> _REQUIREMENTS_:
List each line of the data that holds the string "传动精度较高".
--- Start ---
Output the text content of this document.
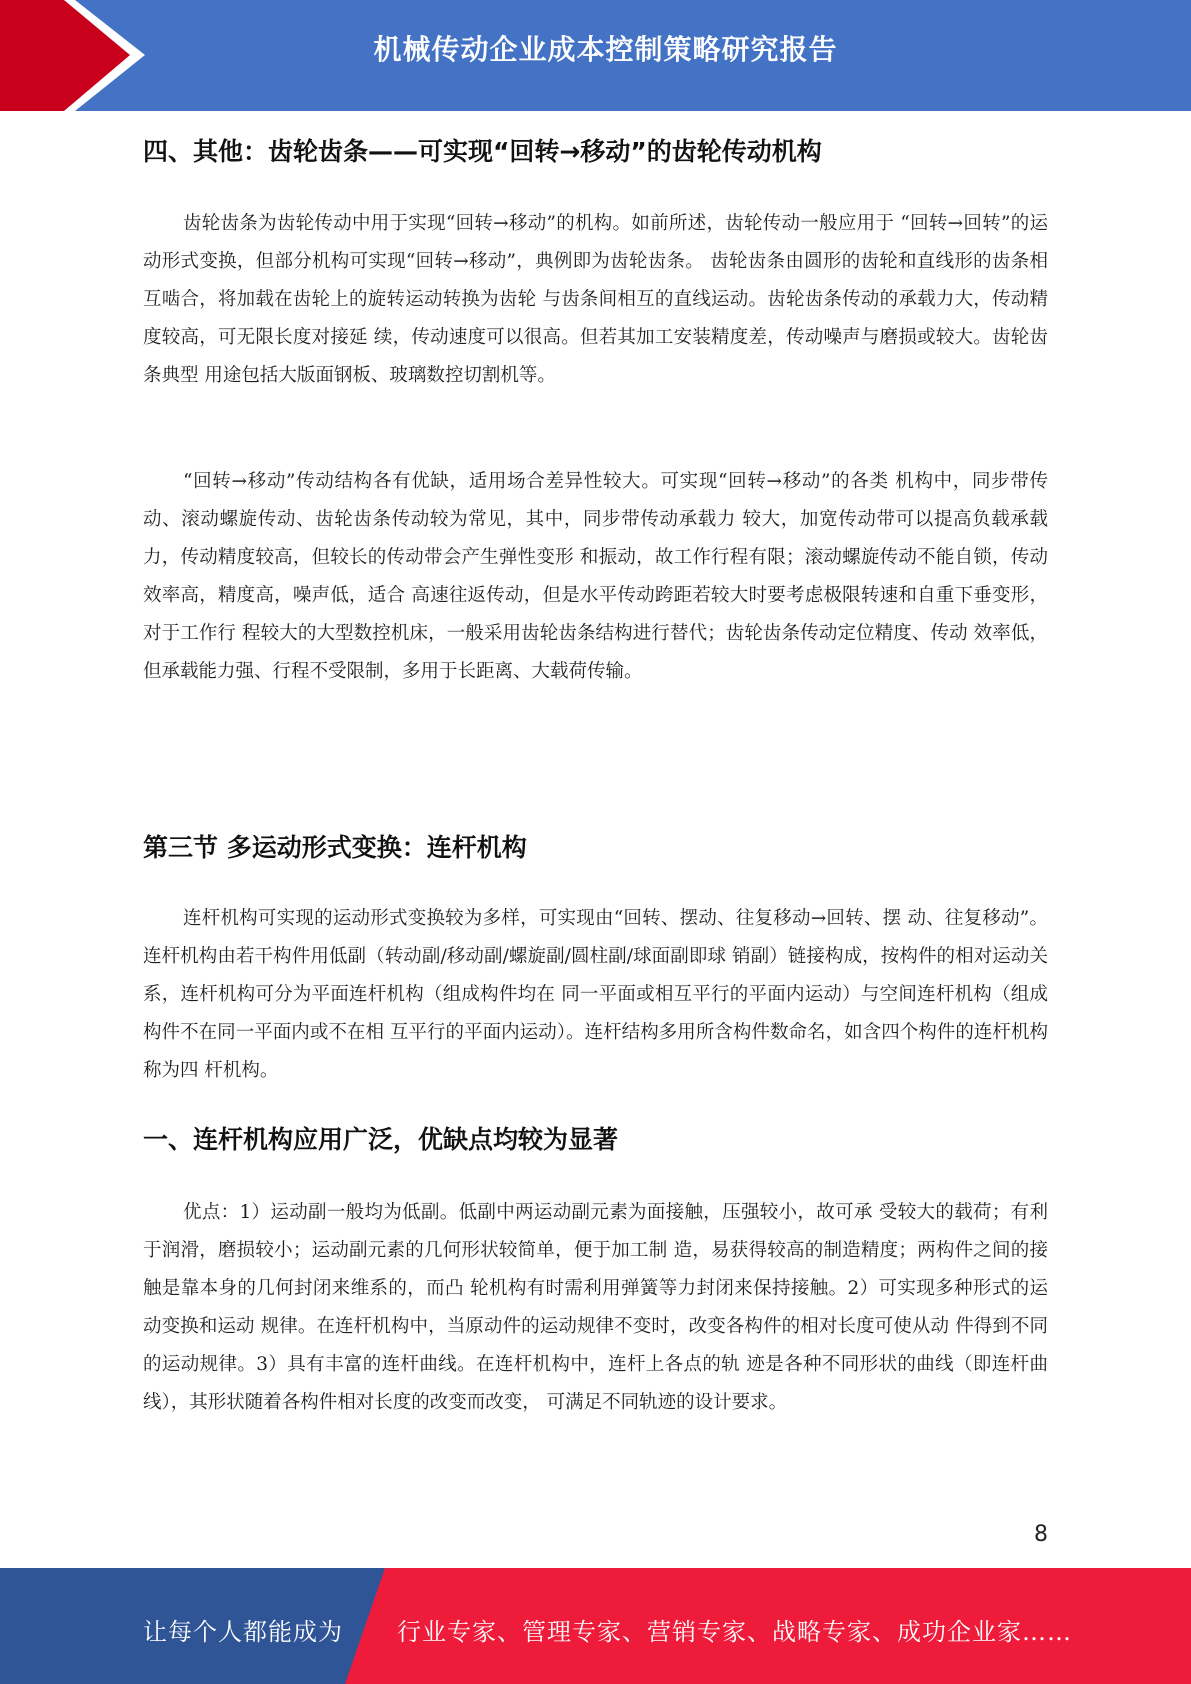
机械传动企业成本控制策略研究报告
四、其他：齿轮齿条——可实现“回转→移动”的齿轮传动机构

齿轮齿条为齿轮传动中用于实现“回转→移动”的机构。如前所述，齿轮传动一般应用于 “回转→回转”的运动形式变换，但部分机构可实现“回转→移动”，典例即为齿轮齿条。 齿轮齿条由圆形的齿轮和直线形的齿条相互啮合，将加载在齿轮上的旋转运动转换为齿轮 与齿条间相互的直线运动。齿轮齿条传动的承载力大，传动精度较高，可无限长度对接延 续，传动速度可以很高。但若其加工安装精度差，传动噪声与磨损或较大。齿轮齿条典型 用途包括大版面钢板、玻璃数控切割机等。

“回转→移动”传动结构各有优缺，适用场合差异性较大。可实现“回转→移动”的各类 机构中，同步带传动、滚动螺旋传动、齿轮齿条传动较为常见，其中，同步带传动承载力 较大，加宽传动带可以提高负载承载力，传动精度较高，但较长的传动带会产生弹性变形 和振动，故工作行程有限；滚动螺旋传动不能自锁，传动效率高，精度高，噪声低，适合 高速往返传动，但是水平传动跨距若较大时要考虑极限转速和自重下垂变形，对于工作行 程较大的大型数控机床，一般采用齿轮齿条结构进行替代；齿轮齿条传动定位精度、传动 效率低，但承载能力强、行程不受限制，多用于长距离、大载荷传输。

第三节 多运动形式变换：连杆机构

连杆机构可实现的运动形式变换较为多样，可实现由“回转、摆动、往复移动→回转、摆 动、往复移动”。连杆机构由若干构件用低副（转动副/移动副/螺旋副/圆柱副/球面副即球 销副）链接构成，按构件的相对运动关系，连杆机构可分为平面连杆机构（组成构件均在 同一平面或相互平行的平面内运动）与空间连杆机构（组成构件不在同一平面内或不在相 互平行的平面内运动）。连杆结构多用所含构件数命名，如含四个构件的连杆机构称为四 杆机构。

一、连杆机构应用广泛，优缺点均较为显著

优点：1）运动副一般均为低副。低副中两运动副元素为面接触，压强较小，故可承 受较大的载荷；有利于润滑，磨损较小；运动副元素的几何形状较简单，便于加工制 造，易获得较高的制造精度；两构件之间的接触是靠本身的几何封闭来维系的，而凸 轮机构有时需利用弹簧等力封闭来保持接触。2）可实现多种形式的运动变换和运动 规律。在连杆机构中，当原动件的运动规律不变时，改变各构件的相对长度可使从动 件得到不同的运动规律。3）具有丰富的连杆曲线。在连杆机构中，连杆上各点的轨 迹是各种不同形状的曲线（即连杆曲线），其形状随着各构件相对长度的改变而改变， 可满足不同轨迹的设计要求。

8
让每个人都能成为 行业专家、管理专家、营销专家、战略专家、成功企业家……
--- End ---
> _FULL SOLUTION_:
齿轮齿条为齿轮传动中用于实现“回转→移动”的机构。如前所述，齿轮传动一般应用于 “回转→回转”的运动形式变换，但部分机构可实现“回转→移动”，典例即为齿轮齿条。 齿轮齿条由圆形的齿轮和直线形的齿条相互啮合，将加载在齿轮上的旋转运动转换为齿轮 与齿条间相互的直线运动。齿轮齿条传动的承载力大，传动精度较高，可无限长度对接延 续，传动速度可以很高。但若其加工安装精度差，传动噪声与磨损或较大。齿轮齿条典型 用途包括大版面钢板、玻璃数控切割机等。
“回转→移动”传动结构各有优缺，适用场合差异性较大。可实现“回转→移动”的各类 机构中，同步带传动、滚动螺旋传动、齿轮齿条传动较为常见，其中，同步带传动承载力 较大，加宽传动带可以提高负载承载力，传动精度较高，但较长的传动带会产生弹性变形 和振动，故工作行程有限；滚动螺旋传动不能自锁，传动效率高，精度高，噪声低，适合 高速往返传动，但是水平传动跨距若较大时要考虑极限转速和自重下垂变形，对于工作行 程较大的大型数控机床，一般采用齿轮齿条结构进行替代；齿轮齿条传动定位精度、传动 效率低，但承载能力强、行程不受限制，多用于长距离、大载荷传输。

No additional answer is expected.